:: SHORT PROBLEM ::
Copy everything from the first of the rows down to and including the line containing "radio-button[interactable] — [793, 520, 810, 537]", changing "I don't know" to "Not sure" and leaving the rest as it is.

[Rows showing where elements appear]
▽

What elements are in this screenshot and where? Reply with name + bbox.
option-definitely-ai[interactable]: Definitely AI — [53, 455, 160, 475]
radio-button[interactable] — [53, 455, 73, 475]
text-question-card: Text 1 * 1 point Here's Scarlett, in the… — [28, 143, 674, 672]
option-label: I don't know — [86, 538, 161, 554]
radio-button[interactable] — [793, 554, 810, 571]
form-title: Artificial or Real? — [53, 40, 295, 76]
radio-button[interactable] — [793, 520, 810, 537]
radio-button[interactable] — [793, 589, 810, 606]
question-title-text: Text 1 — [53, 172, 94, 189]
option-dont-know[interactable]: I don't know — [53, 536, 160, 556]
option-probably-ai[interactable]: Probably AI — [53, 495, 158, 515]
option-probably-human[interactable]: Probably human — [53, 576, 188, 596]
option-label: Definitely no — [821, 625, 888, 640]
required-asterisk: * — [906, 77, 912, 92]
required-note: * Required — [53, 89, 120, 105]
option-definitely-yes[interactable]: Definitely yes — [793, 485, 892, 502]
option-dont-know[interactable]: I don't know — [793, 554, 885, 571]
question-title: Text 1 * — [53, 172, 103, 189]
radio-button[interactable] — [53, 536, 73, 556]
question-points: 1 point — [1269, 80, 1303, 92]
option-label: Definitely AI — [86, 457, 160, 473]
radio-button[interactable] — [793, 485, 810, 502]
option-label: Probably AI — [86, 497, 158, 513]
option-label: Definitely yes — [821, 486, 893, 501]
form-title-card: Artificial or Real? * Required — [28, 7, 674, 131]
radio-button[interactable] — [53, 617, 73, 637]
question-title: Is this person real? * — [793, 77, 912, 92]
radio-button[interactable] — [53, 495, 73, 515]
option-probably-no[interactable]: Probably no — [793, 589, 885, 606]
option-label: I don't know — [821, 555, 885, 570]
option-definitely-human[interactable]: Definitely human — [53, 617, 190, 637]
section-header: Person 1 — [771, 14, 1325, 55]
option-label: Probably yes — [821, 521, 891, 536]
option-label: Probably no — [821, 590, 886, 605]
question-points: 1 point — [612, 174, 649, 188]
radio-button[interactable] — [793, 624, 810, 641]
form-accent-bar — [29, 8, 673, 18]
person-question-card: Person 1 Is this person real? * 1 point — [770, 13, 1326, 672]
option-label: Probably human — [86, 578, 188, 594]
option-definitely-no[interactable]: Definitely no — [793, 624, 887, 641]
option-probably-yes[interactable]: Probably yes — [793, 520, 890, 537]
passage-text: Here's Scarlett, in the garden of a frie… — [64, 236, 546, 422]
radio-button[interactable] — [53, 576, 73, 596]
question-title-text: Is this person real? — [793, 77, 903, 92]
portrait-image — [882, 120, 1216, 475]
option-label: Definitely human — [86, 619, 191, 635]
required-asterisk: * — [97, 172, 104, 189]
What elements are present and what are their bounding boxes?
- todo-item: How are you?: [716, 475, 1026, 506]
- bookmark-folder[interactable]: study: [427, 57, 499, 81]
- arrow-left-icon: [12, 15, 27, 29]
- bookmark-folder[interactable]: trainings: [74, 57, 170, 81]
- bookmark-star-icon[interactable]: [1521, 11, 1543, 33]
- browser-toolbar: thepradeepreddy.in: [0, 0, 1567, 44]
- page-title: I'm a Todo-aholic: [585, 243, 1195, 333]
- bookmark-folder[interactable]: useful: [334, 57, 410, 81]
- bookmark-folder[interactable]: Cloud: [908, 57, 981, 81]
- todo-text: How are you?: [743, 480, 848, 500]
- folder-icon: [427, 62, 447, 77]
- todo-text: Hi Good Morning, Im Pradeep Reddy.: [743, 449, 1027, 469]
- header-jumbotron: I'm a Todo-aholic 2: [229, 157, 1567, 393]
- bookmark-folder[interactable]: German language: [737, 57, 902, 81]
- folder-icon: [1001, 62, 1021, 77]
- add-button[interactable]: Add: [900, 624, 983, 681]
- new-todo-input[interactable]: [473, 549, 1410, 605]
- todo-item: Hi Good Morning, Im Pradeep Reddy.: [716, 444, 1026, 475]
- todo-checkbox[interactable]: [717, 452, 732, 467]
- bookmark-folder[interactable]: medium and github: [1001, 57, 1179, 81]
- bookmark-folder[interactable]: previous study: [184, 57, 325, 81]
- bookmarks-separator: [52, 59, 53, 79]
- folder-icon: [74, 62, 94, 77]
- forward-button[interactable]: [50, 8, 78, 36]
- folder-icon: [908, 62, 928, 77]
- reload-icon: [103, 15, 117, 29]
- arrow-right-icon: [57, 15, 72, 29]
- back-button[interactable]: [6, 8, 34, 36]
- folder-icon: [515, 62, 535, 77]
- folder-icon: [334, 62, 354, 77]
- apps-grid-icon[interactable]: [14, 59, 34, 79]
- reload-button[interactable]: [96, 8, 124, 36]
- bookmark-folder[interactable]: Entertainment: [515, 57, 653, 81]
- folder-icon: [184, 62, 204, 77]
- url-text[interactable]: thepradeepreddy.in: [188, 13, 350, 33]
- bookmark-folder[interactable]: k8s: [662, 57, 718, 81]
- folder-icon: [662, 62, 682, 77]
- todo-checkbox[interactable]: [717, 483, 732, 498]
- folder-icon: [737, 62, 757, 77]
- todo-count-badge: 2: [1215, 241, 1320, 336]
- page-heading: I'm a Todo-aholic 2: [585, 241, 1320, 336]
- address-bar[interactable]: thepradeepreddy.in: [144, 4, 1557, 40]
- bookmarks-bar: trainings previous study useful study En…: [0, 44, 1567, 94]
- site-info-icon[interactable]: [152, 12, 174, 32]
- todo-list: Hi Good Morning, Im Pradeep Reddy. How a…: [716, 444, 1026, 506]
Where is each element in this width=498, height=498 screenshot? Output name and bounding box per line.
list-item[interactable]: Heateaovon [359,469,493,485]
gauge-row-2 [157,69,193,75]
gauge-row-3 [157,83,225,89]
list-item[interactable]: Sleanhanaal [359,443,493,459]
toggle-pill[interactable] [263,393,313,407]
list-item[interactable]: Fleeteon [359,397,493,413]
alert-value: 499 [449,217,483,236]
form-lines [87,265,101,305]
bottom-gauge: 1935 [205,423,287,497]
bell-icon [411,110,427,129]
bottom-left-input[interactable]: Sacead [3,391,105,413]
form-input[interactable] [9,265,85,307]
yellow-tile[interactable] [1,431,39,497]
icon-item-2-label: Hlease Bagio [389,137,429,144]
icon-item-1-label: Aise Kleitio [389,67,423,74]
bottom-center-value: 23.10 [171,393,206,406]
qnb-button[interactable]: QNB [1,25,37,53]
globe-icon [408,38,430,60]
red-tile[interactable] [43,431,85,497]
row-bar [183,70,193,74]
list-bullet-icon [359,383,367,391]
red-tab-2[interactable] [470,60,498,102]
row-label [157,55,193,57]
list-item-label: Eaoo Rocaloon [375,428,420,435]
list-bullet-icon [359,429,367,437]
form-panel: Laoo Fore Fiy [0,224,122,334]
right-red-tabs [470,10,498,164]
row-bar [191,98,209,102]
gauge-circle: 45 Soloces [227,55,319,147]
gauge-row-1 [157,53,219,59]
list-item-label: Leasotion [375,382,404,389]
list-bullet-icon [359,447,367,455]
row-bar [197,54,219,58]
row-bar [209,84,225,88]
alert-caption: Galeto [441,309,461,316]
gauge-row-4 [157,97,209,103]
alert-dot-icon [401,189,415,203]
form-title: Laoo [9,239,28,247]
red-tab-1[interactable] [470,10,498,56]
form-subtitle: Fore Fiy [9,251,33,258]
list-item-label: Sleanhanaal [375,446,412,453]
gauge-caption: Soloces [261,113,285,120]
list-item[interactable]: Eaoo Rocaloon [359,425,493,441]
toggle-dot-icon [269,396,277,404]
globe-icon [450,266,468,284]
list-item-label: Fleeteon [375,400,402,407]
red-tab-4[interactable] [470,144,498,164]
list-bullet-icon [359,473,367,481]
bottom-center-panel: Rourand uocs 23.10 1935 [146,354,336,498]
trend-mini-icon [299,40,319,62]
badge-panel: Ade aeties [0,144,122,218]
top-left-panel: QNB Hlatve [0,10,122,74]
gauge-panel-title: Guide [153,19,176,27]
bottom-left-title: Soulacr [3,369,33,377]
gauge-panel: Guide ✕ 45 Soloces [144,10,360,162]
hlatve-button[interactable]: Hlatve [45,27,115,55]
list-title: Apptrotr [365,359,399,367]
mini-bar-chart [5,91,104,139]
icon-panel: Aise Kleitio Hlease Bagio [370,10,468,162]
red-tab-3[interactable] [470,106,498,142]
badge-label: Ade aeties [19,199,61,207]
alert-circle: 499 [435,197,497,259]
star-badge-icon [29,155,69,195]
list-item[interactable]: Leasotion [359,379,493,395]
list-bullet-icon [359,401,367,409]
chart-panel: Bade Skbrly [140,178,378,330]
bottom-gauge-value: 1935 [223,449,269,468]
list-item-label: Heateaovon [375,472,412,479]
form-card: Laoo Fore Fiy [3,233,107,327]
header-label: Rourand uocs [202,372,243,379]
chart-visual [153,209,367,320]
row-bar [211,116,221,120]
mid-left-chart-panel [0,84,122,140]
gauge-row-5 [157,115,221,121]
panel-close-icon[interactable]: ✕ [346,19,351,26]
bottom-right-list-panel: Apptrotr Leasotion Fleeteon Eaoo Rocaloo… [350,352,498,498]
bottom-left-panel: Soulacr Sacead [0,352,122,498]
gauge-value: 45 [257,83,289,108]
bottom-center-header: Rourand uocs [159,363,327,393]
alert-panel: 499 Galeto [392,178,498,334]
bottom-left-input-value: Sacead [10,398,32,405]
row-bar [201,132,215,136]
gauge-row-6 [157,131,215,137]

△

:: RESULT OF THIS TASK ::
What elements are in this screenshot and where? Reply with name + bbox.
option-definitely-ai[interactable]: Definitely AI — [53, 455, 160, 475]
radio-button[interactable] — [53, 455, 73, 475]
text-question-card: Text 1 * 1 point Here's Scarlett, in the… — [28, 143, 674, 672]
option-label: Not sure — [86, 538, 161, 554]
radio-button[interactable] — [793, 554, 810, 571]
form-title: Artificial or Real? — [53, 40, 295, 76]
radio-button[interactable] — [793, 520, 810, 537]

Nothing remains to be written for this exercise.